→ **INSTRUCTIONS FOR THE TASK**: Search the records below for the word "reports". Pull out each line that has it.
== DATA IN THIS EXERCISE
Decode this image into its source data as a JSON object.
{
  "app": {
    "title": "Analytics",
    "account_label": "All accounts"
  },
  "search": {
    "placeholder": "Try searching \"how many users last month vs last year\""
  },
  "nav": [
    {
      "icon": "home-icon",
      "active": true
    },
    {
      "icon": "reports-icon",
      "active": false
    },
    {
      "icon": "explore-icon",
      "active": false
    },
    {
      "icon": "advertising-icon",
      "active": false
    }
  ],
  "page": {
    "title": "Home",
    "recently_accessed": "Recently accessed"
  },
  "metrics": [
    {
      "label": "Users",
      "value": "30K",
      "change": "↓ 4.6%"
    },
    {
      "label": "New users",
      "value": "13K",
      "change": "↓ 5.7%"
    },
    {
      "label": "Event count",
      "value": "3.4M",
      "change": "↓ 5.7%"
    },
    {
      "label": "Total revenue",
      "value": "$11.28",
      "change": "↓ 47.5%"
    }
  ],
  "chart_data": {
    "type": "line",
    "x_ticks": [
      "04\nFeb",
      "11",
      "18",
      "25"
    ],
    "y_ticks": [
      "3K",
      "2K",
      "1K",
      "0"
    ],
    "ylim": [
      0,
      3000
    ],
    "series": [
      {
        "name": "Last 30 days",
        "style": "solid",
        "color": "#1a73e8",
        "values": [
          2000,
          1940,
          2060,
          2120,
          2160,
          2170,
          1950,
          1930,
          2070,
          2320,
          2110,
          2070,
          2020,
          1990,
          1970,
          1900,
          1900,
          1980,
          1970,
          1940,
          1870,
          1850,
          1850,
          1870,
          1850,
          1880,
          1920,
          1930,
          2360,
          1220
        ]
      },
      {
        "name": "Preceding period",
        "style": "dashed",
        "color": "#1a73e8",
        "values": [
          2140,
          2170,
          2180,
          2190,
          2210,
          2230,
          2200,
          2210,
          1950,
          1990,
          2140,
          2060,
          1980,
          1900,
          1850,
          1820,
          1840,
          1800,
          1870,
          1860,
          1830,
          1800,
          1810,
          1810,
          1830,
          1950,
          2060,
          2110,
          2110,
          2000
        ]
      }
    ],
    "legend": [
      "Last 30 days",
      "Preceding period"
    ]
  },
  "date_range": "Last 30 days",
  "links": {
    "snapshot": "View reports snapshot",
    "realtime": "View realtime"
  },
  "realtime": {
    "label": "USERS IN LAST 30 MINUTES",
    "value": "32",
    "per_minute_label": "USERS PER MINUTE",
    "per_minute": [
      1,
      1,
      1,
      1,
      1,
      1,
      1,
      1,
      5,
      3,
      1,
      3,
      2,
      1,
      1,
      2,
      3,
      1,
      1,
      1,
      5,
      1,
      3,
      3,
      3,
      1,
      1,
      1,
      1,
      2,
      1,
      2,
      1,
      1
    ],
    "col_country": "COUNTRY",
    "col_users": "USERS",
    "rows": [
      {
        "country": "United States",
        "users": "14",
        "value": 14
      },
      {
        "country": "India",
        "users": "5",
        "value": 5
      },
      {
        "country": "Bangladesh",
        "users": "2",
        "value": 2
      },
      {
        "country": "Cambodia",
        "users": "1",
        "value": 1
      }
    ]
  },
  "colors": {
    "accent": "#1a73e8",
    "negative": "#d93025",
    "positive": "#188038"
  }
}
====
→ **FINAL RESULT**:
      "icon": "reports-icon",
    "snapshot": "View reports snapshot",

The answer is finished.